** THE PROBLEM **
Find the line containing "What data populates". Return it and every line after it, unchanged, up to and including the last line.

** EXERCISE MATERIALS **
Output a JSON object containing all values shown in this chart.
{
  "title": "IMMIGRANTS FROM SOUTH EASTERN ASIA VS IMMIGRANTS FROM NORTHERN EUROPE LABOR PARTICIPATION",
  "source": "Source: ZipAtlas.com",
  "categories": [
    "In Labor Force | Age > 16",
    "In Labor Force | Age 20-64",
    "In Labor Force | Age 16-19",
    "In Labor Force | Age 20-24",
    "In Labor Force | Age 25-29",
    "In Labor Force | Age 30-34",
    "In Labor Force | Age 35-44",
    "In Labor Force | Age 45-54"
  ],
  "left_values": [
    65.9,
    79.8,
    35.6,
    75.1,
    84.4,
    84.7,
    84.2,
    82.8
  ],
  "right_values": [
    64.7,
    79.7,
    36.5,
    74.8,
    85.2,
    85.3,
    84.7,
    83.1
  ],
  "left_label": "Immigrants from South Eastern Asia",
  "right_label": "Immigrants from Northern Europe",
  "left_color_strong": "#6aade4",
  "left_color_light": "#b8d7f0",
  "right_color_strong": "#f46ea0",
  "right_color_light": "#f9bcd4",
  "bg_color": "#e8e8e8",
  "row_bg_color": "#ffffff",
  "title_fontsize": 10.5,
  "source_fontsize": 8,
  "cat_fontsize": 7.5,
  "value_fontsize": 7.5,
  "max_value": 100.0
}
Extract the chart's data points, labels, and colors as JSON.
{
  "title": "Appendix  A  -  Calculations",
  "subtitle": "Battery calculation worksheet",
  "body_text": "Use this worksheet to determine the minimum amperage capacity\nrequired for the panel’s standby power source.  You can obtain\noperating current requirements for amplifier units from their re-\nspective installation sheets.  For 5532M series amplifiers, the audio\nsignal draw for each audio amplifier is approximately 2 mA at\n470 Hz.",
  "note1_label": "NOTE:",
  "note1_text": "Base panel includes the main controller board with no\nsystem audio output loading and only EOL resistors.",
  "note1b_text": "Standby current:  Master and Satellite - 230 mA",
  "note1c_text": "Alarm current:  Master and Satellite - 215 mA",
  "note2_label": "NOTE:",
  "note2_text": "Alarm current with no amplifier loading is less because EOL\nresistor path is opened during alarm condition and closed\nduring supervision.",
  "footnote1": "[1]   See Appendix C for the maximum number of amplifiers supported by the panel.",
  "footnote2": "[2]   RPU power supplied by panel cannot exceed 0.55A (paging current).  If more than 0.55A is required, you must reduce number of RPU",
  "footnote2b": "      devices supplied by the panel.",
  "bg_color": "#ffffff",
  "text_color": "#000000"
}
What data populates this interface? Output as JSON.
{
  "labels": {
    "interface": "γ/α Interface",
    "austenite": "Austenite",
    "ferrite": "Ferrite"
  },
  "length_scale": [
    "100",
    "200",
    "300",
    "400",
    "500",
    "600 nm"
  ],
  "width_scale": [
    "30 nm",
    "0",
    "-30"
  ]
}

** TASK ANSWER **
What data populates this interface? Output as JSON.
{
  "labels": {
    "interface": "γ/α Interface",
    "austenite": "Austenite",
    "ferrite": "Ferrite"
  },
  "length_scale": [
    "100",
    "200",
    "300",
    "400",
    "500",
    "600 nm"
  ],
  "width_scale": [
    "30 nm",
    "0",
    "-30"
  ]
}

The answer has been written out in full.